DIRECTION –
The entries below need to be written out exactly, with no pictures included.

--- Start of SUPPLIED ENTRIES ---

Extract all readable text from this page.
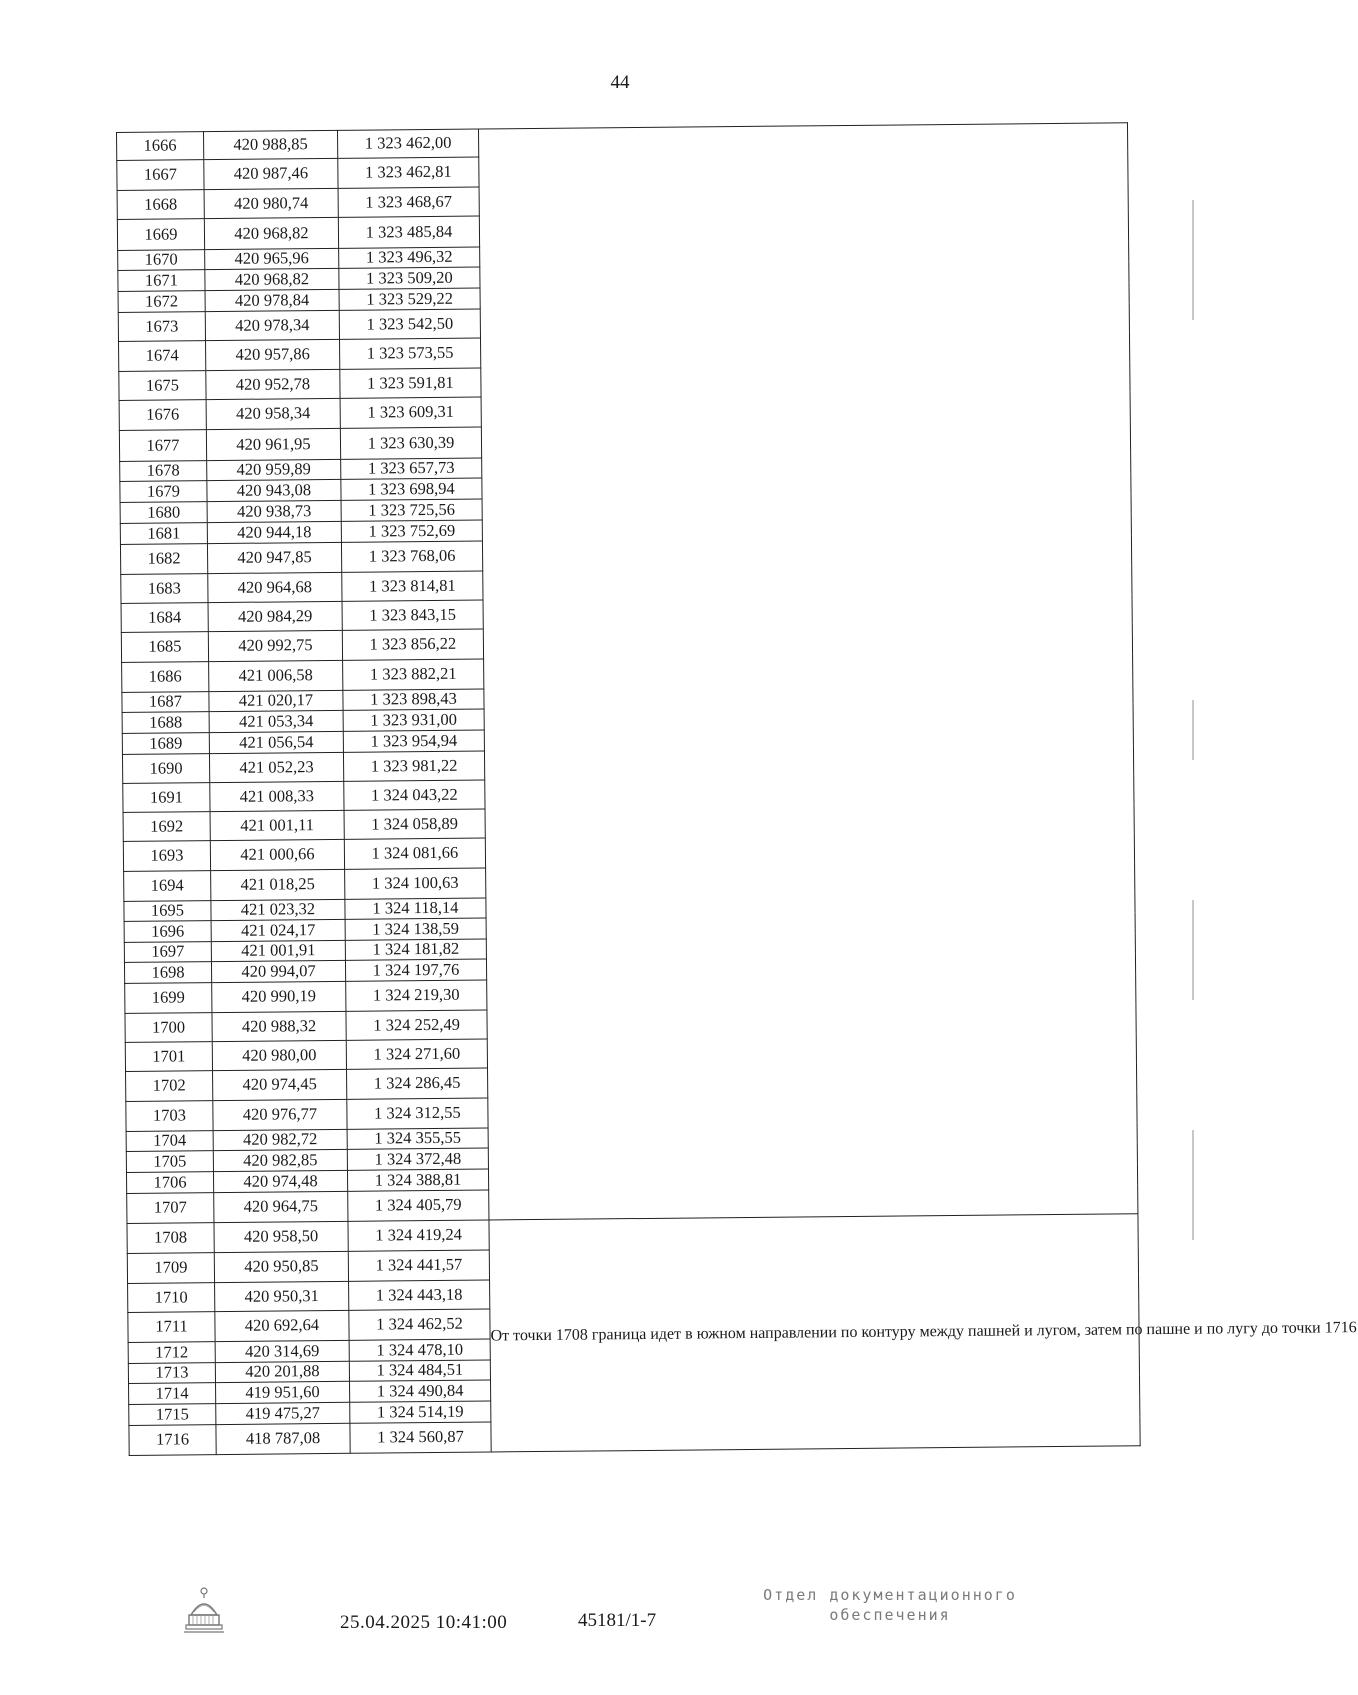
44
1666	420 988,85	1 323 462,00	
1667	420 987,46	1 323 462,81	
1668	420 980,74	1 323 468,67	
1669	420 968,82	1 323 485,84	
1670	420 965,96	1 323 496,32	
1671	420 968,82	1 323 509,20	
1672	420 978,84	1 323 529,22	
1673	420 978,34	1 323 542,50	
1674	420 957,86	1 323 573,55	
1675	420 952,78	1 323 591,81	
1676	420 958,34	1 323 609,31	
1677	420 961,95	1 323 630,39	
1678	420 959,89	1 323 657,73	
1679	420 943,08	1 323 698,94	
1680	420 938,73	1 323 725,56	
1681	420 944,18	1 323 752,69	
1682	420 947,85	1 323 768,06	
1683	420 964,68	1 323 814,81	
1684	420 984,29	1 323 843,15	
1685	420 992,75	1 323 856,22	
1686	421 006,58	1 323 882,21	
1687	421 020,17	1 323 898,43	
1688	421 053,34	1 323 931,00	
1689	421 056,54	1 323 954,94	
1690	421 052,23	1 323 981,22	
1691	421 008,33	1 324 043,22	
1692	421 001,11	1 324 058,89	
1693	421 000,66	1 324 081,66	
1694	421 018,25	1 324 100,63	
1695	421 023,32	1 324 118,14	
1696	421 024,17	1 324 138,59	
1697	421 001,91	1 324 181,82	
1698	420 994,07	1 324 197,76	
1699	420 990,19	1 324 219,30	
1700	420 988,32	1 324 252,49	
1701	420 980,00	1 324 271,60	
1702	420 974,45	1 324 286,45	
1703	420 976,77	1 324 312,55	
1704	420 982,72	1 324 355,55	
1705	420 982,85	1 324 372,48	
1706	420 974,48	1 324 388,81	
1707	420 964,75	1 324 405,79	
1708	420 958,50	1 324 419,24	От точки 1708 граница идет в южном направлении по контуру между пашней и лугом, затем по пашне и по лугу до точки 1716
1709	420 950,85	1 324 441,57	
1710	420 950,31	1 324 443,18	
1711	420 692,64	1 324 462,52	
1712	420 314,69	1 324 478,10	
1713	420 201,88	1 324 484,51	
1714	419 951,60	1 324 490,84	
1715	419 475,27	1 324 514,19	
1716	418 787,08	1 324 560,87	
25.04.2025 10:41:00	45181/1-7
Отдел документационного
обеспечения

--- End of SUPPLIED ENTRIES ---

SOLUTION FOR THIS PROBLEM –
Extract all readable text from this page.
44
1666	420 988,85	1 323 462,00	
1667	420 987,46	1 323 462,81	
1668	420 980,74	1 323 468,67	
1669	420 968,82	1 323 485,84	
1670	420 965,96	1 323 496,32	
1671	420 968,82	1 323 509,20	
1672	420 978,84	1 323 529,22	
1673	420 978,34	1 323 542,50	
1674	420 957,86	1 323 573,55	
1675	420 952,78	1 323 591,81	
1676	420 958,34	1 323 609,31	
1677	420 961,95	1 323 630,39	
1678	420 959,89	1 323 657,73	
1679	420 943,08	1 323 698,94	
1680	420 938,73	1 323 725,56	
1681	420 944,18	1 323 752,69	
1682	420 947,85	1 323 768,06	
1683	420 964,68	1 323 814,81	
1684	420 984,29	1 323 843,15	
1685	420 992,75	1 323 856,22	
1686	421 006,58	1 323 882,21	
1687	421 020,17	1 323 898,43	
1688	421 053,34	1 323 931,00	
1689	421 056,54	1 323 954,94	
1690	421 052,23	1 323 981,22	
1691	421 008,33	1 324 043,22	
1692	421 001,11	1 324 058,89	
1693	421 000,66	1 324 081,66	
1694	421 018,25	1 324 100,63	
1695	421 023,32	1 324 118,14	
1696	421 024,17	1 324 138,59	
1697	421 001,91	1 324 181,82	
1698	420 994,07	1 324 197,76	
1699	420 990,19	1 324 219,30	
1700	420 988,32	1 324 252,49	
1701	420 980,00	1 324 271,60	
1702	420 974,45	1 324 286,45	
1703	420 976,77	1 324 312,55	
1704	420 982,72	1 324 355,55	
1705	420 982,85	1 324 372,48	
1706	420 974,48	1 324 388,81	
1707	420 964,75	1 324 405,79	
1708	420 958,50	1 324 419,24	От точки 1708 граница идет в южном направлении по контуру между пашней и лугом, затем по пашне и по лугу до точки 1716
1709	420 950,85	1 324 441,57	
1710	420 950,31	1 324 443,18	
1711	420 692,64	1 324 462,52	
1712	420 314,69	1 324 478,10	
1713	420 201,88	1 324 484,51	
1714	419 951,60	1 324 490,84	
1715	419 475,27	1 324 514,19	
1716	418 787,08	1 324 560,87	
25.04.2025 10:41:00	45181/1-7
Отдел документационного
обеспечения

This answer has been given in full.